--- Begin GIVEN INFORMATION ---

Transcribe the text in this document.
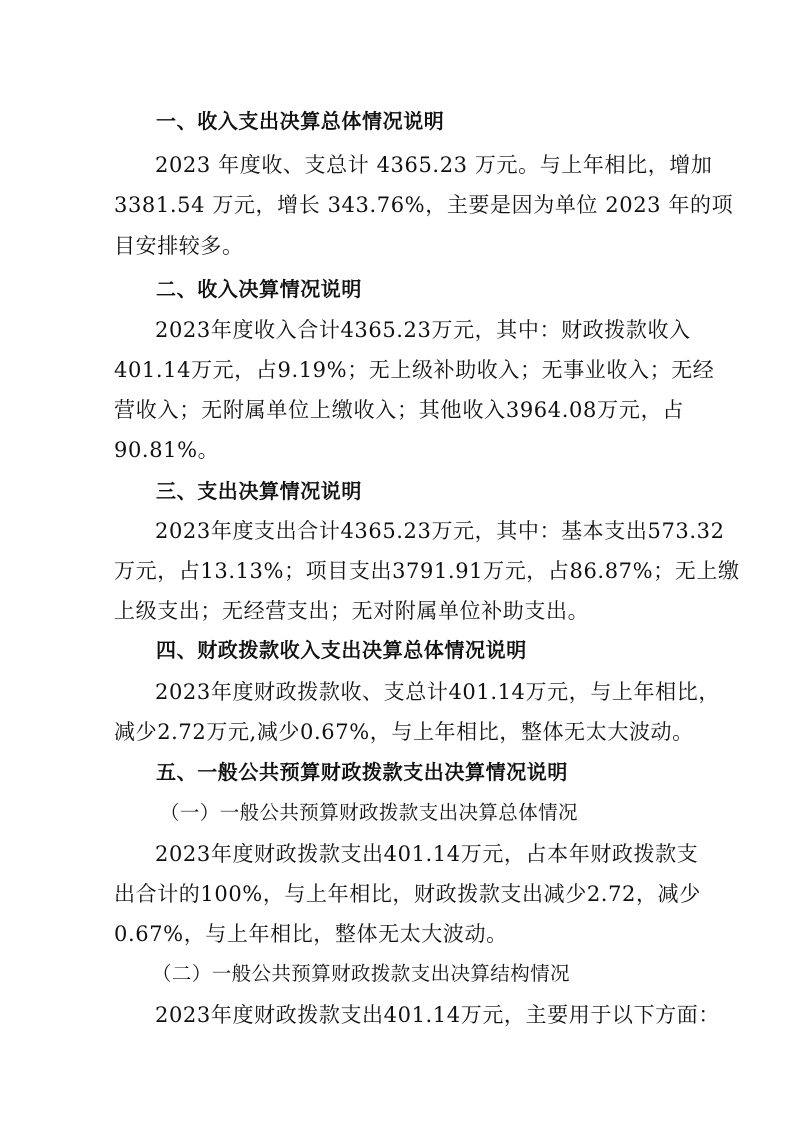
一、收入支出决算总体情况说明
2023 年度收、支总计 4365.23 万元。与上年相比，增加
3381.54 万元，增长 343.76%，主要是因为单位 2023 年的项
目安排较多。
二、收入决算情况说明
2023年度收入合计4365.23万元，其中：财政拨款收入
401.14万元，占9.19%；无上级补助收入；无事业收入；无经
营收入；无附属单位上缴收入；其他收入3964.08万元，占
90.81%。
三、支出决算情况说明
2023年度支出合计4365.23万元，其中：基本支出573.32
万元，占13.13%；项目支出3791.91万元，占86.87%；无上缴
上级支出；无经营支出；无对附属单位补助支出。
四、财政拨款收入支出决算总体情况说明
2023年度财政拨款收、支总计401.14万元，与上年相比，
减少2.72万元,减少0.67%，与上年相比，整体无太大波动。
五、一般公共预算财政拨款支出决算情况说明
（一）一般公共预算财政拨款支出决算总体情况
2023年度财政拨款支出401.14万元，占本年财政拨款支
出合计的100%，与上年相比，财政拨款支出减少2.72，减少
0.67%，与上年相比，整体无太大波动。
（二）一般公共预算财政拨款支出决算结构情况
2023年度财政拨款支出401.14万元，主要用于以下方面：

--- End GIVEN INFORMATION ---

EXERCISE AIM → Repeat the listing in full and exactly. Leave any pictures out.

WORKED ANSWER →
Transcribe the text in this document.
一、收入支出决算总体情况说明
2023 年度收、支总计 4365.23 万元。与上年相比，增加
3381.54 万元，增长 343.76%，主要是因为单位 2023 年的项
目安排较多。
二、收入决算情况说明
2023年度收入合计4365.23万元，其中：财政拨款收入
401.14万元，占9.19%；无上级补助收入；无事业收入；无经
营收入；无附属单位上缴收入；其他收入3964.08万元，占
90.81%。
三、支出决算情况说明
2023年度支出合计4365.23万元，其中：基本支出573.32
万元，占13.13%；项目支出3791.91万元，占86.87%；无上缴
上级支出；无经营支出；无对附属单位补助支出。
四、财政拨款收入支出决算总体情况说明
2023年度财政拨款收、支总计401.14万元，与上年相比，
减少2.72万元,减少0.67%，与上年相比，整体无太大波动。
五、一般公共预算财政拨款支出决算情况说明
（一）一般公共预算财政拨款支出决算总体情况
2023年度财政拨款支出401.14万元，占本年财政拨款支
出合计的100%，与上年相比，财政拨款支出减少2.72，减少
0.67%，与上年相比，整体无太大波动。
（二）一般公共预算财政拨款支出决算结构情况
2023年度财政拨款支出401.14万元，主要用于以下方面：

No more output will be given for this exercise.